Stated problem ▸
Your task is to give the data again, exactly, with every line intact.

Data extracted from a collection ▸

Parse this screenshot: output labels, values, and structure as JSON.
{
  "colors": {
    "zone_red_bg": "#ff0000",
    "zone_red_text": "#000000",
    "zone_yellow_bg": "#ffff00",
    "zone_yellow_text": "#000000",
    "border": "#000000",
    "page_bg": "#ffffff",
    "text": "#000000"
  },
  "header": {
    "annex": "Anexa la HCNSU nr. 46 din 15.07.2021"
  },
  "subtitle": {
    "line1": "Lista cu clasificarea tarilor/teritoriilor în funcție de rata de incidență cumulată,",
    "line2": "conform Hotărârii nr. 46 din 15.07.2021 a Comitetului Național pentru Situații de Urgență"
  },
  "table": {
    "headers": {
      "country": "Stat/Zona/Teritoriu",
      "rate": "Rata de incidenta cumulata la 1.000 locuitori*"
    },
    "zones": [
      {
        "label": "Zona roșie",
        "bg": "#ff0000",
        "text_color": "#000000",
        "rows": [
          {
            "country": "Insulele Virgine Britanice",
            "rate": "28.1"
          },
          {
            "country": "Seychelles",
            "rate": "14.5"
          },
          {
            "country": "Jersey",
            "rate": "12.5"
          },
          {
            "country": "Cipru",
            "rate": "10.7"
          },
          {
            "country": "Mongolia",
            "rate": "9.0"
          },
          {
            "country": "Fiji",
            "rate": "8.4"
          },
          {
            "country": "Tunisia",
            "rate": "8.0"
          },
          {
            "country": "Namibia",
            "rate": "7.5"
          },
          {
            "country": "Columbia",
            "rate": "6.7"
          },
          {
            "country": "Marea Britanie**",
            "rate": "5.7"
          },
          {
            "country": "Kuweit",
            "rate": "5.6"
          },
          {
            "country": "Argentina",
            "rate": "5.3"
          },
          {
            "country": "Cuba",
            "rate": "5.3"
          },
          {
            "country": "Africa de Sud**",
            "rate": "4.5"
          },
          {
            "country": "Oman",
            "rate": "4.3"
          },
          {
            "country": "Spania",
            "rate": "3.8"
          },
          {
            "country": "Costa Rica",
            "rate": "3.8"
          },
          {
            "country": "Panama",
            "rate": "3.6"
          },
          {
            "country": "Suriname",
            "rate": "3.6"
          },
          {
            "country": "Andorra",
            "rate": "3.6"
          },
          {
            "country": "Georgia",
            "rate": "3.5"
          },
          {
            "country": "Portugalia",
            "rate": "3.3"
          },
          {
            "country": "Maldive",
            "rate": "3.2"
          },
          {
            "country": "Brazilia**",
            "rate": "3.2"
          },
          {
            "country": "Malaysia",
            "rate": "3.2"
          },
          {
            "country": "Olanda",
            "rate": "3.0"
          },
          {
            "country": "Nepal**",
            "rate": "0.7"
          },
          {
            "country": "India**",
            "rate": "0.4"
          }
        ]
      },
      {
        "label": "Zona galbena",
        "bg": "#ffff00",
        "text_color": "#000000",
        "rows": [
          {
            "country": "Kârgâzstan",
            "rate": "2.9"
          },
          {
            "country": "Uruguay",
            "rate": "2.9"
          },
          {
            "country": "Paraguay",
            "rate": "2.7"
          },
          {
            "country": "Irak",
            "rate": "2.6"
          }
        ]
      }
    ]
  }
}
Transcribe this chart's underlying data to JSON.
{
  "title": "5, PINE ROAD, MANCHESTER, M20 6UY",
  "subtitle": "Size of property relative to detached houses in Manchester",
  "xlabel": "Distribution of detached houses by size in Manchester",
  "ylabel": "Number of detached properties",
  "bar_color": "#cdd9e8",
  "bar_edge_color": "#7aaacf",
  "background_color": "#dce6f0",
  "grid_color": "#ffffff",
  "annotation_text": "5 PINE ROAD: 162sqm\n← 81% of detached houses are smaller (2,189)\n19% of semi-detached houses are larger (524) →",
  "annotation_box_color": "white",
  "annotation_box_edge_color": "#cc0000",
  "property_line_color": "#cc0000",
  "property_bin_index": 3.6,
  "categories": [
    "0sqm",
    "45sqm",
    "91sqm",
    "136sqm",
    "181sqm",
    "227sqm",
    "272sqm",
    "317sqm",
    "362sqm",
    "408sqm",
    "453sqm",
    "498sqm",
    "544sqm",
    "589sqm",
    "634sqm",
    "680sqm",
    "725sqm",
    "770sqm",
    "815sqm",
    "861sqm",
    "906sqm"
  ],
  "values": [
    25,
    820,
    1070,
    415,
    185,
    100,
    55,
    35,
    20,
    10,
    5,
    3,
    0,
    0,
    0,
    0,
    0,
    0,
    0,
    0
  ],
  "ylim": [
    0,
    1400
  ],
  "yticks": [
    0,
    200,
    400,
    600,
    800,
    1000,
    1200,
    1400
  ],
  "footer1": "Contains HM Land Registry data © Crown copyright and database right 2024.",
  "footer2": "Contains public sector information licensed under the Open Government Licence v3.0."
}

Problem solution ▸
Parse this screenshot: output labels, values, and structure as JSON.
{
  "colors": {
    "zone_red_bg": "#ff0000",
    "zone_red_text": "#000000",
    "zone_yellow_bg": "#ffff00",
    "zone_yellow_text": "#000000",
    "border": "#000000",
    "page_bg": "#ffffff",
    "text": "#000000"
  },
  "header": {
    "annex": "Anexa la HCNSU nr. 46 din 15.07.2021"
  },
  "subtitle": {
    "line1": "Lista cu clasificarea tarilor/teritoriilor în funcție de rata de incidență cumulată,",
    "line2": "conform Hotărârii nr. 46 din 15.07.2021 a Comitetului Național pentru Situații de Urgență"
  },
  "table": {
    "headers": {
      "country": "Stat/Zona/Teritoriu",
      "rate": "Rata de incidenta cumulata la 1.000 locuitori*"
    },
    "zones": [
      {
        "label": "Zona roșie",
        "bg": "#ff0000",
        "text_color": "#000000",
        "rows": [
          {
            "country": "Insulele Virgine Britanice",
            "rate": "28.1"
          },
          {
            "country": "Seychelles",
            "rate": "14.5"
          },
          {
            "country": "Jersey",
            "rate": "12.5"
          },
          {
            "country": "Cipru",
            "rate": "10.7"
          },
          {
            "country": "Mongolia",
            "rate": "9.0"
          },
          {
            "country": "Fiji",
            "rate": "8.4"
          },
          {
            "country": "Tunisia",
            "rate": "8.0"
          },
          {
            "country": "Namibia",
            "rate": "7.5"
          },
          {
            "country": "Columbia",
            "rate": "6.7"
          },
          {
            "country": "Marea Britanie**",
            "rate": "5.7"
          },
          {
            "country": "Kuweit",
            "rate": "5.6"
          },
          {
            "country": "Argentina",
            "rate": "5.3"
          },
          {
            "country": "Cuba",
            "rate": "5.3"
          },
          {
            "country": "Africa de Sud**",
            "rate": "4.5"
          },
          {
            "country": "Oman",
            "rate": "4.3"
          },
          {
            "country": "Spania",
            "rate": "3.8"
          },
          {
            "country": "Costa Rica",
            "rate": "3.8"
          },
          {
            "country": "Panama",
            "rate": "3.6"
          },
          {
            "country": "Suriname",
            "rate": "3.6"
          },
          {
            "country": "Andorra",
            "rate": "3.6"
          },
          {
            "country": "Georgia",
            "rate": "3.5"
          },
          {
            "country": "Portugalia",
            "rate": "3.3"
          },
          {
            "country": "Maldive",
            "rate": "3.2"
          },
          {
            "country": "Brazilia**",
            "rate": "3.2"
          },
          {
            "country": "Malaysia",
            "rate": "3.2"
          },
          {
            "country": "Olanda",
            "rate": "3.0"
          },
          {
            "country": "Nepal**",
            "rate": "0.7"
          },
          {
            "country": "India**",
            "rate": "0.4"
          }
        ]
      },
      {
        "label": "Zona galbena",
        "bg": "#ffff00",
        "text_color": "#000000",
        "rows": [
          {
            "country": "Kârgâzstan",
            "rate": "2.9"
          },
          {
            "country": "Uruguay",
            "rate": "2.9"
          },
          {
            "country": "Paraguay",
            "rate": "2.7"
          },
          {
            "country": "Irak",
            "rate": "2.6"
          }
        ]
      }
    ]
  }
}
Transcribe this chart's underlying data to JSON.
{
  "title": "5, PINE ROAD, MANCHESTER, M20 6UY",
  "subtitle": "Size of property relative to detached houses in Manchester",
  "xlabel": "Distribution of detached houses by size in Manchester",
  "ylabel": "Number of detached properties",
  "bar_color": "#cdd9e8",
  "bar_edge_color": "#7aaacf",
  "background_color": "#dce6f0",
  "grid_color": "#ffffff",
  "annotation_text": "5 PINE ROAD: 162sqm\n← 81% of detached houses are smaller (2,189)\n19% of semi-detached houses are larger (524) →",
  "annotation_box_color": "white",
  "annotation_box_edge_color": "#cc0000",
  "property_line_color": "#cc0000",
  "property_bin_index": 3.6,
  "categories": [
    "0sqm",
    "45sqm",
    "91sqm",
    "136sqm",
    "181sqm",
    "227sqm",
    "272sqm",
    "317sqm",
    "362sqm",
    "408sqm",
    "453sqm",
    "498sqm",
    "544sqm",
    "589sqm",
    "634sqm",
    "680sqm",
    "725sqm",
    "770sqm",
    "815sqm",
    "861sqm",
    "906sqm"
  ],
  "values": [
    25,
    820,
    1070,
    415,
    185,
    100,
    55,
    35,
    20,
    10,
    5,
    3,
    0,
    0,
    0,
    0,
    0,
    0,
    0,
    0
  ],
  "ylim": [
    0,
    1400
  ],
  "yticks": [
    0,
    200,
    400,
    600,
    800,
    1000,
    1200,
    1400
  ],
  "footer1": "Contains HM Land Registry data © Crown copyright and database right 2024.",
  "footer2": "Contains public sector information licensed under the Open Government Licence v3.0."
}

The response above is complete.